- **TASK SET**
**a)** Answer these questions from the blog post "Officially A Splinter":
(i) According to the writer, what was Galvanized Garden born out of?
(ii) What book is the quoted passage from, and who wrote it?
(iii) What two options does the quoted passage say the "I'm right, you're wrong" perspective imposes?
**b)** Carry on the blog post "Officially A Splinter" from the end of the quoted passage, in the writer's own voice.

Wednesday, April 3, 2013

Officially A Splinter

Several years ago, our family began to feel a change in our thinking. I wrote about it here and here. Eventually we experienced heartbreak and I wrote about it  here. Galvanized Garden was born out of my desire to record my thoughts and struggles. Back in November, I posted this quote:

From The Cross in the Closet by Timothy Kurek:

“Conservative Christianity teaches us to love everyone; however, that love can take many different forms. It seems to stem from an “I’m right, you’re wrong” biblical perspective, which imposes only two rather limited options: Insist others conform to your spiritual world view, or ignore those who don’t.

When Christians begin to question whether option one and two might both be false and consider the possibility of a third, or even fourth option, they are often swiftly labeled by their fellow church members as heretics – or emergents, if you prefer the religious lingo – and are told to either accept “in faith” one of the first two options; or they are pressured, like splinters, out of the church body. More and more, these splinters are leaving organized religion, and now I just might be one of them.”

Layout records:
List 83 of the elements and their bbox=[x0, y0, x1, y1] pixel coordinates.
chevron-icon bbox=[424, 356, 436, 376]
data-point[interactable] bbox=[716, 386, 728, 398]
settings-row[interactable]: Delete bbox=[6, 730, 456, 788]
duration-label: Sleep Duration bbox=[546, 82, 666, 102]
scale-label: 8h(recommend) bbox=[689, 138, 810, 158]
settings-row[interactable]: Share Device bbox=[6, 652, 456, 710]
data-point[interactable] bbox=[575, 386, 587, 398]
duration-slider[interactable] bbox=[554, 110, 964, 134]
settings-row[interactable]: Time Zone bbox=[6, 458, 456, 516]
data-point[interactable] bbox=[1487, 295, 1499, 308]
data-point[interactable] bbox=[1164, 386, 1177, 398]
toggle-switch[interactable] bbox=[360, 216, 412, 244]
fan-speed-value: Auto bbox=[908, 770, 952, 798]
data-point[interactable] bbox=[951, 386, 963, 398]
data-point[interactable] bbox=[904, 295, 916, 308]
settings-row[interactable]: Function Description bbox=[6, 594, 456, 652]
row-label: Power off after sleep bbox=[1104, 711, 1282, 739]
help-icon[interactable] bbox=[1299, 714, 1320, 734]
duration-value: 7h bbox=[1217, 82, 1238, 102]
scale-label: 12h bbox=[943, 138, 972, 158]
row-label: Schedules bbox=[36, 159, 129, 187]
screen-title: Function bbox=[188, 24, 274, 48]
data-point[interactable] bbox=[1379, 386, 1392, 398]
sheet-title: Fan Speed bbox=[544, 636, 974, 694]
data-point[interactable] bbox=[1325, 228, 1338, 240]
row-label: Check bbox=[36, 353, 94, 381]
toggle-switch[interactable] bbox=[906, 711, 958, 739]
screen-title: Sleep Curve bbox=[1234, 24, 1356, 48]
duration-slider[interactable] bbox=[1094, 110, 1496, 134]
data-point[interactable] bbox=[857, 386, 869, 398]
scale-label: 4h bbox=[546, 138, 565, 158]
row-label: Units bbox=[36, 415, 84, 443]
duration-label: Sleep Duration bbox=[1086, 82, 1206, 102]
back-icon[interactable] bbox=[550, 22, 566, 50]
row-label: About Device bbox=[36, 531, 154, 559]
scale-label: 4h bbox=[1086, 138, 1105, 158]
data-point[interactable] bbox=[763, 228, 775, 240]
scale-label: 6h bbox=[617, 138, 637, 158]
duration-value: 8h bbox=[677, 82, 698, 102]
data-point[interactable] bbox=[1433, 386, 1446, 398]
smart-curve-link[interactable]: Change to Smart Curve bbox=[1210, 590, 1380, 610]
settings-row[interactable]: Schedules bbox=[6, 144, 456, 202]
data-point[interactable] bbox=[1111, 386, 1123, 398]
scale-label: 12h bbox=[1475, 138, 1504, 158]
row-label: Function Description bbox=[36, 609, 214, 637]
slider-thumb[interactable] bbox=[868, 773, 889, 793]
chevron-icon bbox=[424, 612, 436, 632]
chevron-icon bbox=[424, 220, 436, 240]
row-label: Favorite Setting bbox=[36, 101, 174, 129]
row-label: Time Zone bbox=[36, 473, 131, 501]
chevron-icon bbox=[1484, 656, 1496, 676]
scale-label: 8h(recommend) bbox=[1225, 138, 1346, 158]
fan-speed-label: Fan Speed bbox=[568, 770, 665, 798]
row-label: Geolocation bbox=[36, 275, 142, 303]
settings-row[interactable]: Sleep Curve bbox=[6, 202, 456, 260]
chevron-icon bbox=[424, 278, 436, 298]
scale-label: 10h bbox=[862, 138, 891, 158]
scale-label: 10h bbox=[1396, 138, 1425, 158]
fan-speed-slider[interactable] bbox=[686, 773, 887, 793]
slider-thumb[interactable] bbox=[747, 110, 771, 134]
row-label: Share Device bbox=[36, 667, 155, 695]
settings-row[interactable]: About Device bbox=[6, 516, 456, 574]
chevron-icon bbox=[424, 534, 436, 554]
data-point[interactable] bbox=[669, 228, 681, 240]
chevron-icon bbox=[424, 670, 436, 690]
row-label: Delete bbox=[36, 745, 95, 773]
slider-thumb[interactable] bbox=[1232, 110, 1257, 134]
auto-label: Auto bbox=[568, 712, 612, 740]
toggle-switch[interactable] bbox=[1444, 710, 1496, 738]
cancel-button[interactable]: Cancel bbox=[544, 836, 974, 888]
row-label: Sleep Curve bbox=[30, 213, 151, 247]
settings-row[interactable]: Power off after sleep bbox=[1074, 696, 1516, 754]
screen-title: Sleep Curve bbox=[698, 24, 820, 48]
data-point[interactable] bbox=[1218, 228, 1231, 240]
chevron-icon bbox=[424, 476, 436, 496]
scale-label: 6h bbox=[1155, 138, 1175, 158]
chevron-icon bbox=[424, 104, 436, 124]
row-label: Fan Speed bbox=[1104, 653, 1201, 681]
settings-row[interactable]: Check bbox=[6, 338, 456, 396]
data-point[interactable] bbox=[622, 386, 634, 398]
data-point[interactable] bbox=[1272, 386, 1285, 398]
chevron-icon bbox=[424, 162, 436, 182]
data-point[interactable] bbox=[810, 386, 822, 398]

- **ANSWERS TO THE EXERCISES**
**a)**
(i) The writer's desire to record thoughts and struggles.
(ii) The Cross in the Closet, by Timothy Kurek.
(iii) Insist others conform to your spiritual world view, or ignore those who don't.

**b)**
Today, five months later, I am officially a splinter. I can hear the church members saying, “We didn’t pressure you out of the church body.” And, in fairness, they only suggested that my family might be better off leaving the church we’ve called home for over 20 years because they were concerned for us. “Concerned”  sounded like this: “I like going to church with you, but I can’t stand to see you hurting anymore. Maybe you would be better off going to another church.” “If you can’t effectively serve the Lord in this church anymore(because of your hurts), you need to find a place where you can for the sake of your family.” “You have to find a way to accept what is in the past and move on. We can’t change the past.”  The irony is that over the years, we have met so many people that are “unchurched”, as those “inside” the church often say, because of the ways they have been hurt by the church. Our hearts were heavy for them and we felt a sense of responsibility to them for those hurts. Maybe it isn’t actually ironic at all. Maybe God was preparing us to join the “unchurched”.  The interesting part for me is that we have a pretty unique perspective. We have gone from being grounded in the Baptist church for generations, to being in full-time ministry in two different Baptist churches, to leaving “the ministry” after experiencing the nastiness of church politics, to being “unchurched” after watching yet another episode of nasty church politics that devoured the church we thought we knew. We’ve experienced the gamut of church involvement.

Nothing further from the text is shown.